THE TASK: Of the lines in the data below, count the ones holding the string "this", and answer with that number only.

SUPPLIED RECORDS:
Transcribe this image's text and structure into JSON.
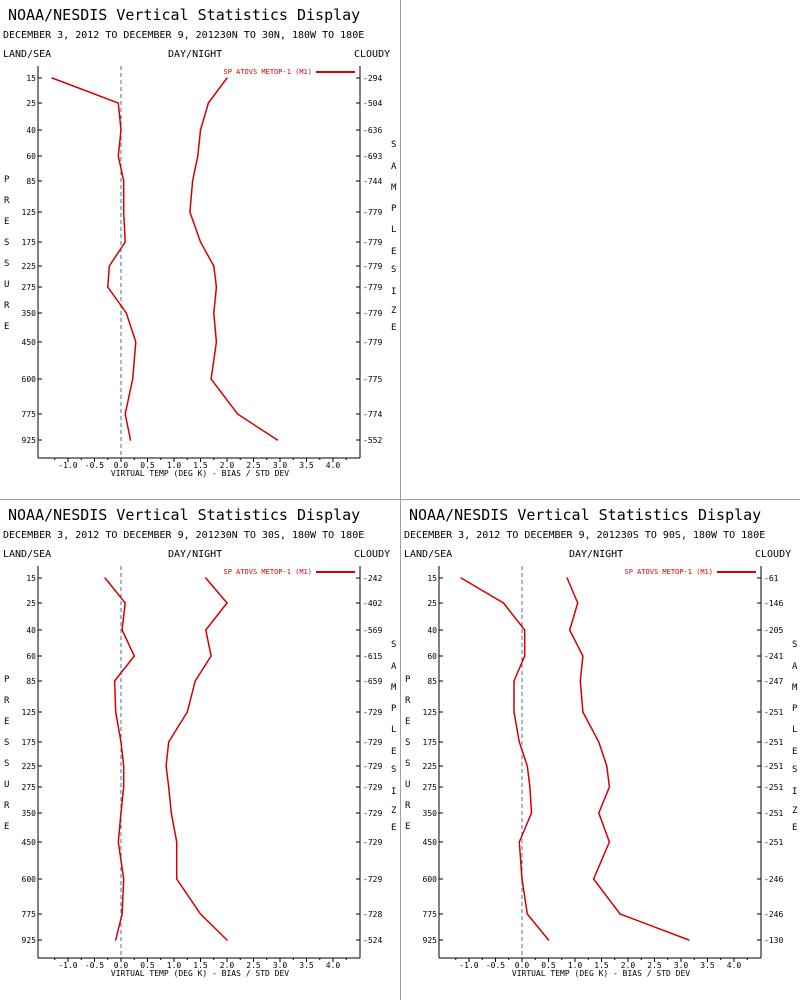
{
  "colors": {
    "series": "#d40000",
    "zero_line": "#4a6fa5",
    "axis": "#000000",
    "separator": "#a0a0a0"
  },
  "panels": [
    {
      "title": "NOAA/NESDIS Vertical Statistics Display",
      "subtitle": "DECEMBER 3, 2012 TO DECEMBER 9, 201230N TO 30N, 180W TO 180E",
      "left_header": "LAND/SEA",
      "center_header": "DAY/NIGHT",
      "right_header": "CLOUDY",
      "legend": "SP ATOVS METOP-1 (M1)",
      "y_axis_label": "PRESSURE",
      "right_axis_label": "SAMPLE SIZE",
      "x_axis_label": "VIRTUAL TEMP (DEG K) - BIAS / STD DEV",
      "sample_size": [
        "294",
        "504",
        "636",
        "693",
        "744",
        "779",
        "779",
        "779",
        "779",
        "779",
        "779",
        "775",
        "774",
        "552"
      ]
    },
    {
      "title": "NOAA/NESDIS Vertical Statistics Display",
      "subtitle": "DECEMBER 3, 2012 TO DECEMBER 9, 201230N TO 30S, 180W TO 180E",
      "left_header": "LAND/SEA",
      "center_header": "DAY/NIGHT",
      "right_header": "CLOUDY",
      "legend": "SP ATOVS METOP-1 (M1)",
      "y_axis_label": "PRESSURE",
      "right_axis_label": "SAMPLE SIZE",
      "x_axis_label": "VIRTUAL TEMP (DEG K) - BIAS / STD DEV",
      "sample_size": [
        "242",
        "402",
        "569",
        "615",
        "659",
        "729",
        "729",
        "729",
        "729",
        "729",
        "729",
        "729",
        "728",
        "524"
      ]
    },
    {
      "title": "NOAA/NESDIS Vertical Statistics Display",
      "subtitle": "DECEMBER 3, 2012 TO DECEMBER 9, 201230S TO 90S, 180W TO 180E",
      "left_header": "LAND/SEA",
      "center_header": "DAY/NIGHT",
      "right_header": "CLOUDY",
      "legend": "SP ATOVS METOP-1 (M1)",
      "y_axis_label": "PRESSURE",
      "right_axis_label": "SAMPLE SIZE",
      "x_axis_label": "VIRTUAL TEMP (DEG K) - BIAS / STD DEV",
      "sample_size": [
        "61",
        "146",
        "205",
        "241",
        "247",
        "251",
        "251",
        "251",
        "251",
        "251",
        "251",
        "246",
        "246",
        "130"
      ]
    }
  ],
  "chart_data": [
    {
      "type": "line",
      "title": "NOAA/NESDIS Vertical Statistics Display",
      "subtitle": "DECEMBER 3, 2012 TO DECEMBER 9, 201230N TO 30N, 180W TO 180E",
      "xlabel": "VIRTUAL TEMP (DEG K) - BIAS / STD DEV",
      "ylabel": "PRESSURE",
      "xlim": [
        -1.5,
        4.5
      ],
      "x_ticks": [
        "-1.0",
        "-0.5",
        "0.0",
        "0.5",
        "1.0",
        "1.5",
        "2.0",
        "2.5",
        "3.0",
        "3.5",
        "4.0"
      ],
      "pressure_levels": [
        "15",
        "25",
        "40",
        "60",
        "85",
        "125",
        "175",
        "225",
        "275",
        "350",
        "450",
        "600",
        "775",
        "925"
      ],
      "series": [
        {
          "values": [
            -1.3,
            -0.05,
            0.0,
            -0.05,
            0.05,
            0.05,
            0.08,
            -0.22,
            -0.25,
            0.1,
            0.28,
            0.22,
            0.08,
            0.18
          ]
        },
        {
          "name": "SP ATOVS METOP-1 (M1)",
          "values": [
            2.0,
            1.65,
            1.5,
            1.45,
            1.35,
            1.3,
            1.5,
            1.75,
            1.8,
            1.75,
            1.8,
            1.7,
            2.2,
            2.95
          ]
        }
      ]
    },
    {
      "type": "line",
      "title": "NOAA/NESDIS Vertical Statistics Display",
      "subtitle": "DECEMBER 3, 2012 TO DECEMBER 9, 201230N TO 30S, 180W TO 180E",
      "xlabel": "VIRTUAL TEMP (DEG K) - BIAS / STD DEV",
      "ylabel": "PRESSURE",
      "xlim": [
        -1.5,
        4.5
      ],
      "x_ticks": [
        "-1.0",
        "-0.5",
        "0.0",
        "0.5",
        "1.0",
        "1.5",
        "2.0",
        "2.5",
        "3.0",
        "3.5",
        "4.0"
      ],
      "pressure_levels": [
        "15",
        "25",
        "40",
        "60",
        "85",
        "125",
        "175",
        "225",
        "275",
        "350",
        "450",
        "600",
        "775",
        "925"
      ],
      "series": [
        {
          "values": [
            -0.3,
            0.08,
            0.02,
            0.25,
            -0.12,
            -0.1,
            0.0,
            0.05,
            0.05,
            0.0,
            -0.05,
            0.05,
            0.02,
            -0.1
          ]
        },
        {
          "name": "SP ATOVS METOP-1 (M1)",
          "values": [
            1.6,
            2.0,
            1.6,
            1.7,
            1.4,
            1.25,
            0.9,
            0.85,
            0.9,
            0.95,
            1.05,
            1.05,
            1.5,
            2.0
          ]
        }
      ]
    },
    {
      "type": "line",
      "title": "NOAA/NESDIS Vertical Statistics Display",
      "subtitle": "DECEMBER 3, 2012 TO DECEMBER 9, 201230S TO 90S, 180W TO 180E",
      "xlabel": "VIRTUAL TEMP (DEG K) - BIAS / STD DEV",
      "ylabel": "PRESSURE",
      "xlim": [
        -1.5,
        4.5
      ],
      "x_ticks": [
        "-1.0",
        "-0.5",
        "0.0",
        "0.5",
        "1.0",
        "1.5",
        "2.0",
        "2.5",
        "3.0",
        "3.5",
        "4.0"
      ],
      "pressure_levels": [
        "15",
        "25",
        "40",
        "60",
        "85",
        "125",
        "175",
        "225",
        "275",
        "350",
        "450",
        "600",
        "775",
        "925"
      ],
      "series": [
        {
          "values": [
            -1.15,
            -0.35,
            0.05,
            0.05,
            -0.15,
            -0.15,
            -0.05,
            0.1,
            0.15,
            0.18,
            -0.05,
            0.0,
            0.1,
            0.5
          ]
        },
        {
          "name": "SP ATOVS METOP-1 (M1)",
          "values": [
            0.85,
            1.05,
            0.9,
            1.15,
            1.1,
            1.15,
            1.45,
            1.6,
            1.65,
            1.45,
            1.65,
            1.35,
            1.85,
            3.15
          ]
        }
      ]
    }
  ]
}
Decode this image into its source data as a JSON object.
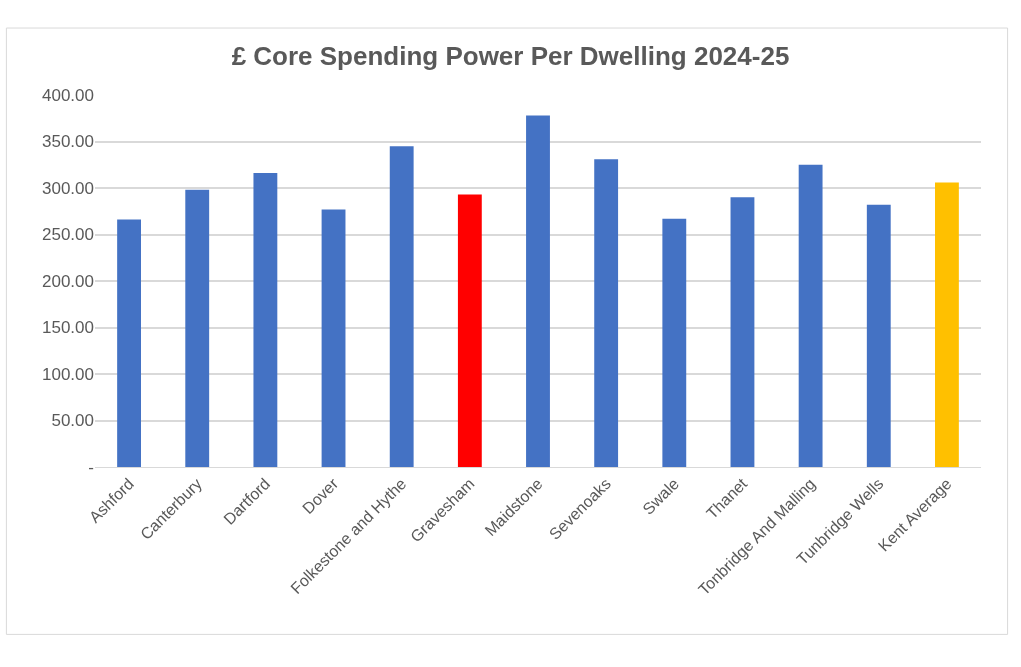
{
  "chart_data": {
    "type": "bar",
    "title": "£ Core Spending Power Per Dwelling 2024-25",
    "categories": [
      "Ashford",
      "Canterbury",
      "Dartford",
      "Dover",
      "Folkestone and Hythe",
      "Gravesham",
      "Maidstone",
      "Sevenoaks",
      "Swale",
      "Thanet",
      "Tonbridge And Malling",
      "Tunbridge Wells",
      "Kent Average"
    ],
    "values": [
      266,
      298,
      316,
      277,
      345,
      293,
      378,
      331,
      267,
      290,
      325,
      282,
      306
    ],
    "colors": [
      "#4472c4",
      "#4472c4",
      "#4472c4",
      "#4472c4",
      "#4472c4",
      "#ff0000",
      "#4472c4",
      "#4472c4",
      "#4472c4",
      "#4472c4",
      "#4472c4",
      "#4472c4",
      "#ffc000"
    ],
    "ylim": [
      0,
      400
    ],
    "yticks": [
      {
        "value": 0,
        "label": "-"
      },
      {
        "value": 50,
        "label": "50.00"
      },
      {
        "value": 100,
        "label": "100.00"
      },
      {
        "value": 150,
        "label": "150.00"
      },
      {
        "value": 200,
        "label": "200.00"
      },
      {
        "value": 250,
        "label": "250.00"
      },
      {
        "value": 300,
        "label": "300.00"
      },
      {
        "value": 350,
        "label": "350.00"
      },
      {
        "value": 400,
        "label": "400.00"
      }
    ],
    "grid": "y"
  }
}
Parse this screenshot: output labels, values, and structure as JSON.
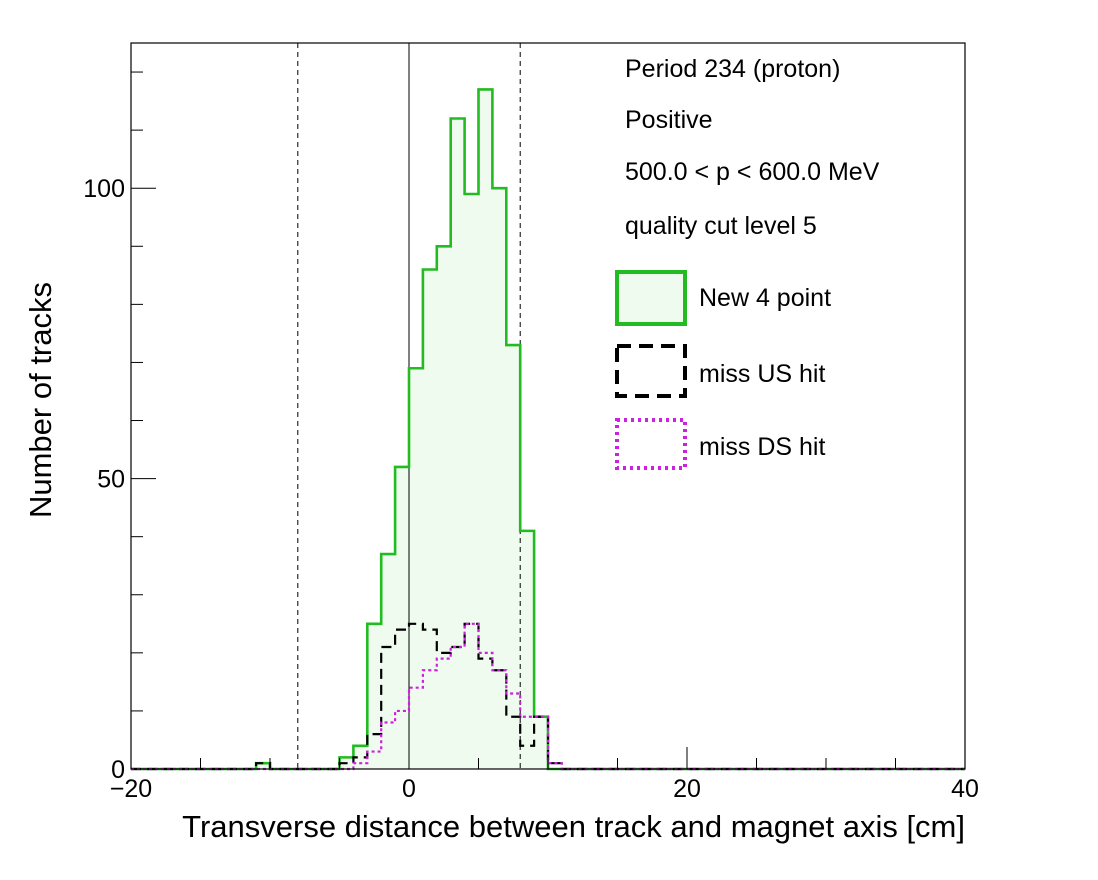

ANSWER BELOW: 3